Every record here should be printed again exactly.

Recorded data
----

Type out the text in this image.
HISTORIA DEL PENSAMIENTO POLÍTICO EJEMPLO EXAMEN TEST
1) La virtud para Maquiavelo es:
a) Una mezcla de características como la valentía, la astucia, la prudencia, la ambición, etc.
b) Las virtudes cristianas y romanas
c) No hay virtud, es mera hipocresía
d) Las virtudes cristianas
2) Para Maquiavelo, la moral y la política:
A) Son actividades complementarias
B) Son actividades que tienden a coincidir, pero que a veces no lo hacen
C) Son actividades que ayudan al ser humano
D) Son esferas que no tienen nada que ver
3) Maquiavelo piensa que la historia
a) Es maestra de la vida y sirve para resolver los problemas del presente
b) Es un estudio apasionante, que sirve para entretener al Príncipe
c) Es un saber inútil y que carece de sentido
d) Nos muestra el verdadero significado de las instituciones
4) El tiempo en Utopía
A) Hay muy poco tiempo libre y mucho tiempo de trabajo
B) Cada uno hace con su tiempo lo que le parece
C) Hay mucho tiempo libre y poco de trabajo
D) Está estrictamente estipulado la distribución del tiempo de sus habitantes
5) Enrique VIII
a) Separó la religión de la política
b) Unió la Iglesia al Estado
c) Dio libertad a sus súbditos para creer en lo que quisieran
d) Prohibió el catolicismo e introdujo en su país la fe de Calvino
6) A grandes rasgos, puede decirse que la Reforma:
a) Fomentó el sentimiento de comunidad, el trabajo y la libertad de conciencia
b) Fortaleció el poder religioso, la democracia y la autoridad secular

----

SOLUTION:
Type out the text in this image.
HISTORIA DEL PENSAMIENTO POLÍTICO EJEMPLO EXAMEN TEST
1) La virtud para Maquiavelo es:
a) Una mezcla de características como la valentía, la astucia, la prudencia, la ambición, etc.
b) Las virtudes cristianas y romanas
c) No hay virtud, es mera hipocresía
d) Las virtudes cristianas
2) Para Maquiavelo, la moral y la política:
A) Son actividades complementarias
B) Son actividades que tienden a coincidir, pero que a veces no lo hacen
C) Son actividades que ayudan al ser humano
D) Son esferas que no tienen nada que ver
3) Maquiavelo piensa que la historia
a) Es maestra de la vida y sirve para resolver los problemas del presente
b) Es un estudio apasionante, que sirve para entretener al Príncipe
c) Es un saber inútil y que carece de sentido
d) Nos muestra el verdadero significado de las instituciones
4) El tiempo en Utopía
A) Hay muy poco tiempo libre y mucho tiempo de trabajo
B) Cada uno hace con su tiempo lo que le parece
C) Hay mucho tiempo libre y poco de trabajo
D) Está estrictamente estipulado la distribución del tiempo de sus habitantes
5) Enrique VIII
a) Separó la religión de la política
b) Unió la Iglesia al Estado
c) Dio libertad a sus súbditos para creer en lo que quisieran
d) Prohibió el catolicismo e introdujo en su país la fe de Calvino
6) A grandes rasgos, puede decirse que la Reforma:
a) Fomentó el sentimiento de comunidad, el trabajo y la libertad de conciencia
b) Fortaleció el poder religioso, la democracia y la autoridad secular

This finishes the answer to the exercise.